◆ Directive: Keep every line where the word "content" appears; drop the rest.

◆ Stored records:
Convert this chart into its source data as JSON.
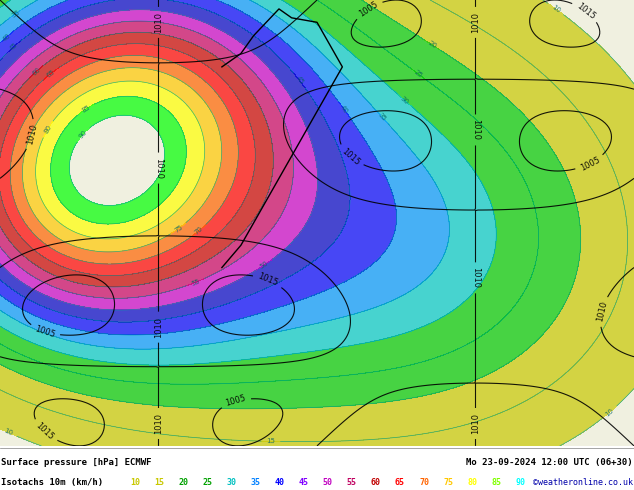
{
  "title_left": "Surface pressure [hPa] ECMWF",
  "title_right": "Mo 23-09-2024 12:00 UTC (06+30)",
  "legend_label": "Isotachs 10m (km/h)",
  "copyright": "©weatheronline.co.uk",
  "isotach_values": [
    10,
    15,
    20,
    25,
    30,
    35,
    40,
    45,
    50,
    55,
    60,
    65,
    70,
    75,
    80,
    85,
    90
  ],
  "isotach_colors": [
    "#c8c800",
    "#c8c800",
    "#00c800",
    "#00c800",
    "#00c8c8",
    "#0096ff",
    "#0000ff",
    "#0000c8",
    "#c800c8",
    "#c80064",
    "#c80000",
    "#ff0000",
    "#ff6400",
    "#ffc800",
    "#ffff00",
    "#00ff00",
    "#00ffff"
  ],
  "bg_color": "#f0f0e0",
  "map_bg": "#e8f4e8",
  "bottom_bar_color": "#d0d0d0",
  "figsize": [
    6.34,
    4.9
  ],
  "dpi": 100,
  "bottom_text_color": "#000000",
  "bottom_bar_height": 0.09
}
--
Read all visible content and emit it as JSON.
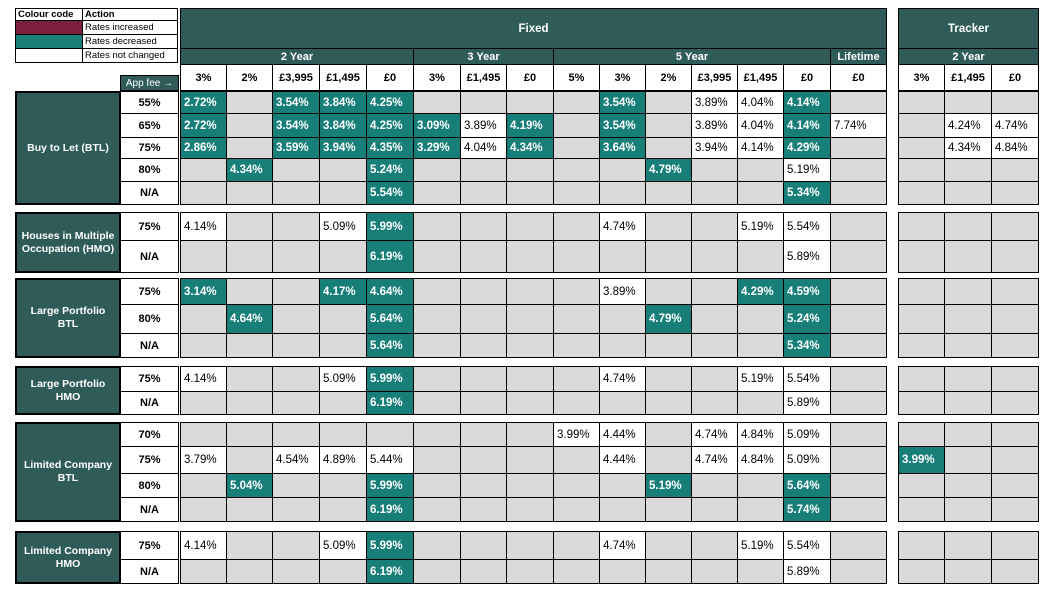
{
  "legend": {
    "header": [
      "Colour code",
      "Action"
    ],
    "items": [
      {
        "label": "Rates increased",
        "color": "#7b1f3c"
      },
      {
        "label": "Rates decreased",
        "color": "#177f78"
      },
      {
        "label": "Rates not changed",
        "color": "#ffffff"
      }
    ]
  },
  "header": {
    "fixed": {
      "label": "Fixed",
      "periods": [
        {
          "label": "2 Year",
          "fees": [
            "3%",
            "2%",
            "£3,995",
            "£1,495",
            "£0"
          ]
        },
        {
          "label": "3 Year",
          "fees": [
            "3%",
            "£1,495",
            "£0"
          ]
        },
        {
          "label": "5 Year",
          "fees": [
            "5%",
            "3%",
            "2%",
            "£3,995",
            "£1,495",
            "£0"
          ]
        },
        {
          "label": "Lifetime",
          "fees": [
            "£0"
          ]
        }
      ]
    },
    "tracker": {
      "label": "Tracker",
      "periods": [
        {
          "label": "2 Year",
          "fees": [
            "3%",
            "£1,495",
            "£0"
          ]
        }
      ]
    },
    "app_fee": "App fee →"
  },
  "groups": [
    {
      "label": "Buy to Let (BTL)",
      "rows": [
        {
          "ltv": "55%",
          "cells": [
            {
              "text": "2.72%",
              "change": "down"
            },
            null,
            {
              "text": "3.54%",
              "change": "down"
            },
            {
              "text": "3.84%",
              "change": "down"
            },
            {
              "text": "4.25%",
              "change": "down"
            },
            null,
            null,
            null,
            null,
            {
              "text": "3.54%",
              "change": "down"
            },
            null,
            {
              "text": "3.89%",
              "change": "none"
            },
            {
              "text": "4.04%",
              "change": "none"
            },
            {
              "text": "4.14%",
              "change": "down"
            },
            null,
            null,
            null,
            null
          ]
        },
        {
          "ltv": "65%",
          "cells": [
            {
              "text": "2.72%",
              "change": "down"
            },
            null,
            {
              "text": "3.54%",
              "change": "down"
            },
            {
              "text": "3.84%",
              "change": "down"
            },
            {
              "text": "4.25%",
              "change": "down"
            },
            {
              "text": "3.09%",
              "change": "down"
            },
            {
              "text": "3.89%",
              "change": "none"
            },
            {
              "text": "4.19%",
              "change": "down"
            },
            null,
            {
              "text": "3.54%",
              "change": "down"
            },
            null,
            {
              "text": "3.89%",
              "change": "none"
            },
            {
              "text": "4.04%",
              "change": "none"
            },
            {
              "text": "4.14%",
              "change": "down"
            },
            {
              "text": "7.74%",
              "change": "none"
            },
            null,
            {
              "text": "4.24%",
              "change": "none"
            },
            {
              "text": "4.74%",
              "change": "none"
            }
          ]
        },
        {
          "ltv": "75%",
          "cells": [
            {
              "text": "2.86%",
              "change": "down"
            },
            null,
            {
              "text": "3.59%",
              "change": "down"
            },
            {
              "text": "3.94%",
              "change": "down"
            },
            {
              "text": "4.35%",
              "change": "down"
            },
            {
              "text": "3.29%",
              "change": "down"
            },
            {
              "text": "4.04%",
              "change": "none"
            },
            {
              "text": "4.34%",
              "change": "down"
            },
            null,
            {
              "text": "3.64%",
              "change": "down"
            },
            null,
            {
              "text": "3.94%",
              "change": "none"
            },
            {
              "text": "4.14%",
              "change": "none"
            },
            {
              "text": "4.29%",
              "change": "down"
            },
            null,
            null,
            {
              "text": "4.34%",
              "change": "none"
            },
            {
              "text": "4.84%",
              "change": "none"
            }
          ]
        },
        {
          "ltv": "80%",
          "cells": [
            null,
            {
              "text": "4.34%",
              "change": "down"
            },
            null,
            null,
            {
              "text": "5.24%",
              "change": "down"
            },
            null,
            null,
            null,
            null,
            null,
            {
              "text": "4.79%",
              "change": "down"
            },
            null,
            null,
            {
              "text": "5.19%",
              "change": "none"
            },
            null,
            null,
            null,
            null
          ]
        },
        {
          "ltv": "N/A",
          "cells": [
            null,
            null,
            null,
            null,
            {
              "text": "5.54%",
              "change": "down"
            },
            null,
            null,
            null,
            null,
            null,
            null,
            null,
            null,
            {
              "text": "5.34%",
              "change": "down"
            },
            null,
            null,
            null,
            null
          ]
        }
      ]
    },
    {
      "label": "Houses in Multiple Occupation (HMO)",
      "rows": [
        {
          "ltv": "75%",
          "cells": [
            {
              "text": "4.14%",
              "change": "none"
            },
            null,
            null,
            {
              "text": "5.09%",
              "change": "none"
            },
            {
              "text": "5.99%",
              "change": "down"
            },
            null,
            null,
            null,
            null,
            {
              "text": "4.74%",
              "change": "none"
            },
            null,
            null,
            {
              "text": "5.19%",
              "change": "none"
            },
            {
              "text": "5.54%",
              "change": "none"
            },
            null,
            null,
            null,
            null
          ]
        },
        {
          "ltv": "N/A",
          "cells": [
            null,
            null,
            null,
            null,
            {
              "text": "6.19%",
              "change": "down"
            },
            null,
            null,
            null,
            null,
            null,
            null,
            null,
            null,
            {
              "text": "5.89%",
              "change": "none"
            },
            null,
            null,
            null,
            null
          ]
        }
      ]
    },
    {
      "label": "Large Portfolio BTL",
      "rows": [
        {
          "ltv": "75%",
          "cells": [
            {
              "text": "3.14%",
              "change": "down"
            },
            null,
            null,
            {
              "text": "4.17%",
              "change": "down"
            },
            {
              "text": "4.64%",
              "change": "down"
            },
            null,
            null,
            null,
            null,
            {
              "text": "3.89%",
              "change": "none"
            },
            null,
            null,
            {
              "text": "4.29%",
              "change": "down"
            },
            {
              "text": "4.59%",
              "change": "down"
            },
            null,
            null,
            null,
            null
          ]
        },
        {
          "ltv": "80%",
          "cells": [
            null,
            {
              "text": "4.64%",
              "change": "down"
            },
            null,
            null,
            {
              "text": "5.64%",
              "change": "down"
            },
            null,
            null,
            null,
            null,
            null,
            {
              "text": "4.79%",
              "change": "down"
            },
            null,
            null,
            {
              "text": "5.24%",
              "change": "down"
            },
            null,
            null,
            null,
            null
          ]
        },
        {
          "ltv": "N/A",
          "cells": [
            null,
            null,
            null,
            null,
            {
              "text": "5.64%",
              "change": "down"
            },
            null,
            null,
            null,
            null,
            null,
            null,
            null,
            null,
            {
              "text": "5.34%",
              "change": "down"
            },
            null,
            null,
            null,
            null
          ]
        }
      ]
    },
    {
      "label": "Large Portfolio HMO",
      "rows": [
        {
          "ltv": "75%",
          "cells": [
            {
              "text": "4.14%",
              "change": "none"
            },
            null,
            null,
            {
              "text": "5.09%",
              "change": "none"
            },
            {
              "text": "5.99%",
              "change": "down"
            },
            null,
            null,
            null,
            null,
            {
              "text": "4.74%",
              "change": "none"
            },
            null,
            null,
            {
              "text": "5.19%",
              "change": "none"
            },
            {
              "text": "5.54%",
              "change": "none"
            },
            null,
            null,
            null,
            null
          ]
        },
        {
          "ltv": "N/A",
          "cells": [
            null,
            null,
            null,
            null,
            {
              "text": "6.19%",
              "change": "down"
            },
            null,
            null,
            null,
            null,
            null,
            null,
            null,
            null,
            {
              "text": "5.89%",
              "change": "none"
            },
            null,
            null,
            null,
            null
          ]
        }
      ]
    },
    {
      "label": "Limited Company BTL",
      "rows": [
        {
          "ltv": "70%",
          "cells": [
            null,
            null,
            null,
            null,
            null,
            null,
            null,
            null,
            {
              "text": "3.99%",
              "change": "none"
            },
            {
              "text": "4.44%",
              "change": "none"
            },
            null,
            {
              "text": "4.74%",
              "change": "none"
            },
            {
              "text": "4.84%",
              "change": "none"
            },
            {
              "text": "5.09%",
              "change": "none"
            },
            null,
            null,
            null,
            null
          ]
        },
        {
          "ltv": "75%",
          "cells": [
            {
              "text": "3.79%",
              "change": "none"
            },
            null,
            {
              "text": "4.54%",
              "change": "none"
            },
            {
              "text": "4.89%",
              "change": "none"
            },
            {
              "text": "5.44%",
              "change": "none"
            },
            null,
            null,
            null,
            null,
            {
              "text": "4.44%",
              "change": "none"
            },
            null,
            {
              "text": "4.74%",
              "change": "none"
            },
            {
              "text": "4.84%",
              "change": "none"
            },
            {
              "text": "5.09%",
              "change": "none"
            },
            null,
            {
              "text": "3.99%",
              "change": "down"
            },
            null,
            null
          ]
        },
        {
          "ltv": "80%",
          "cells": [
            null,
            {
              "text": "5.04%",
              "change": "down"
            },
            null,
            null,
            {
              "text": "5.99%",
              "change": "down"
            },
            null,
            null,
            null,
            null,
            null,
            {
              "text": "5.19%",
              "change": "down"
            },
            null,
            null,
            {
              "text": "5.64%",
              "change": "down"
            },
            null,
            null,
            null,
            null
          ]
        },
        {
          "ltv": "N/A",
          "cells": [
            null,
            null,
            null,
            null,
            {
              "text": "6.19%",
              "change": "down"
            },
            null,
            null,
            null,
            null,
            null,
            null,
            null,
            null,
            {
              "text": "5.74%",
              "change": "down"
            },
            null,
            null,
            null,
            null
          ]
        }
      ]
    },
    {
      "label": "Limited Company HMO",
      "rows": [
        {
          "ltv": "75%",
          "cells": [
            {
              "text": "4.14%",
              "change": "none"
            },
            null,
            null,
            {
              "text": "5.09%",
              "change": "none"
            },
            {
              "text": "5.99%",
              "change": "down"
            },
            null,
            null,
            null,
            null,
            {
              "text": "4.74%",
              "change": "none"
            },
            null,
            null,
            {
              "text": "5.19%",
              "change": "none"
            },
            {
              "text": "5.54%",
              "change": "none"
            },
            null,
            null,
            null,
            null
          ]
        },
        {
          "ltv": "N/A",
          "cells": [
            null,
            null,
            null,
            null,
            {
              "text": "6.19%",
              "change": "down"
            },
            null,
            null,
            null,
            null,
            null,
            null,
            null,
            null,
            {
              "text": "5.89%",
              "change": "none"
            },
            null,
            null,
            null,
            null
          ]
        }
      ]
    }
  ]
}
---
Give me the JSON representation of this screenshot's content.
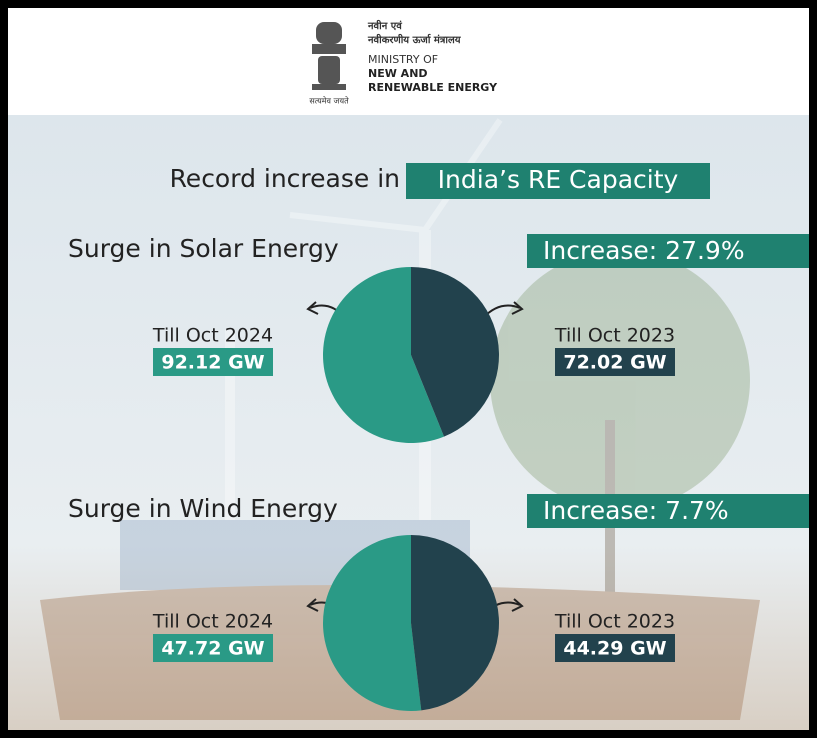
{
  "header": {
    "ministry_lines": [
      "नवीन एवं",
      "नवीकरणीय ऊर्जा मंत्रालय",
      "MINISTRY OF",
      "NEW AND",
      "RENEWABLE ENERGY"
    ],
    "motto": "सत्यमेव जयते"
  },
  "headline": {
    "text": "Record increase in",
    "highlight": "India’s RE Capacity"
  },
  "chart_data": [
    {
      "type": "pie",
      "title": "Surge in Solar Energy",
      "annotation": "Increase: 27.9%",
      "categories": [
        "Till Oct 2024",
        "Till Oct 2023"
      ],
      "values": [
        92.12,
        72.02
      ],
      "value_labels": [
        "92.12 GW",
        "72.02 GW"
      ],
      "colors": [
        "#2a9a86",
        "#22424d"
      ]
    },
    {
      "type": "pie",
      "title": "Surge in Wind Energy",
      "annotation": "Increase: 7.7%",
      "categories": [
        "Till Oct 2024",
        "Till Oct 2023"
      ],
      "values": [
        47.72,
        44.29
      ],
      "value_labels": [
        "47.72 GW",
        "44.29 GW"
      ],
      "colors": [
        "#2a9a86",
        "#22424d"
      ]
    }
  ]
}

◆ Result of this exercise:
Read all visible content and emit it as JSON.
Give me the JSON representation of this screenshot's content.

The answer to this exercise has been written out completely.